» STATED TASK
Pick every line from the data that holds the word "并倒置过来".

» DATA RECORDS
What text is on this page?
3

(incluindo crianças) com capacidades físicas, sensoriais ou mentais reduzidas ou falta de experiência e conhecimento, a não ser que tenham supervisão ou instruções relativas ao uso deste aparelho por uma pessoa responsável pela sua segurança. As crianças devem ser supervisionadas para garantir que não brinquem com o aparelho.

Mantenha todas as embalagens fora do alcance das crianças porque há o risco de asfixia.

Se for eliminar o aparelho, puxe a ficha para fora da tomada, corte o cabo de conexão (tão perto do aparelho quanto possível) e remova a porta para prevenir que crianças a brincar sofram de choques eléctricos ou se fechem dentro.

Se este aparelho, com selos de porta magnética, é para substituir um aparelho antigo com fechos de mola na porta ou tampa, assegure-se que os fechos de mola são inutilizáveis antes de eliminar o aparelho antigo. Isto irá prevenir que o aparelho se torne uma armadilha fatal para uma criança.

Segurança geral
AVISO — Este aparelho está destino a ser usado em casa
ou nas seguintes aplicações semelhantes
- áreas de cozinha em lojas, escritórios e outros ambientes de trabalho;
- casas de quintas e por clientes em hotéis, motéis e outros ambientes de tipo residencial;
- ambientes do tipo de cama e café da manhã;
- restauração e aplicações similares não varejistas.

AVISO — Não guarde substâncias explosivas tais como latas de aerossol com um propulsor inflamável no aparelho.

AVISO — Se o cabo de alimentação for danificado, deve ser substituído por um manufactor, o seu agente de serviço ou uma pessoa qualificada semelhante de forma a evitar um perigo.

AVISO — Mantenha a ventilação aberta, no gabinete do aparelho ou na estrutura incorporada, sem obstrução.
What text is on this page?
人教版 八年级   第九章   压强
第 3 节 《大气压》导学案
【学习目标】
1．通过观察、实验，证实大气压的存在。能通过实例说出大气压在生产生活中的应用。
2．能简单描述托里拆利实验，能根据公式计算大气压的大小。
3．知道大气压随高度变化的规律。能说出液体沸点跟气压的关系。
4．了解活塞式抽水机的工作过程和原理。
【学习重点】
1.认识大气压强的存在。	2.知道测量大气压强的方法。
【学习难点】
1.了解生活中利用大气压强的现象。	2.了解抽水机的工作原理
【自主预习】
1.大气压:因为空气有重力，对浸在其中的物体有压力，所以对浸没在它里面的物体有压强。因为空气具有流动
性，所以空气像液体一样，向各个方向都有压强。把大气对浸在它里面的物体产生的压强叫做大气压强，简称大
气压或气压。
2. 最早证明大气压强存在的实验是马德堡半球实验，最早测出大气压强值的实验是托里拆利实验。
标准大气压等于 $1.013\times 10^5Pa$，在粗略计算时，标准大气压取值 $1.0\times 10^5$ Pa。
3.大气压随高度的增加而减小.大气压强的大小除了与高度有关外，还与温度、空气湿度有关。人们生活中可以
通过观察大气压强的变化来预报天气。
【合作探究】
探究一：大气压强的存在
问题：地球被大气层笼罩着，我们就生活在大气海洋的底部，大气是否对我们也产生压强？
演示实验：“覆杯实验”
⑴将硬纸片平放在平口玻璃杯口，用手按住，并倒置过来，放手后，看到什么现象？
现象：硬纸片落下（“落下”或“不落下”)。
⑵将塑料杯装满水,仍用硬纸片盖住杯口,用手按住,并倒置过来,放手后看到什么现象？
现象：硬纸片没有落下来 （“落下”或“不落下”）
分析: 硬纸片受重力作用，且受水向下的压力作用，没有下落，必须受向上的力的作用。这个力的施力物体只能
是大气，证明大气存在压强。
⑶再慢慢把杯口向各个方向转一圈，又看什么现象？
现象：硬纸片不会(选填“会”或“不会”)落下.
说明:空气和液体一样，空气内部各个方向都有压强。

» RESULT OF THIS EXERCISE
⑴将硬纸片平放在平口玻璃杯口，用手按住，并倒置过来，放手后，看到什么现象？
⑵将塑料杯装满水,仍用硬纸片盖住杯口,用手按住,并倒置过来,放手后看到什么现象？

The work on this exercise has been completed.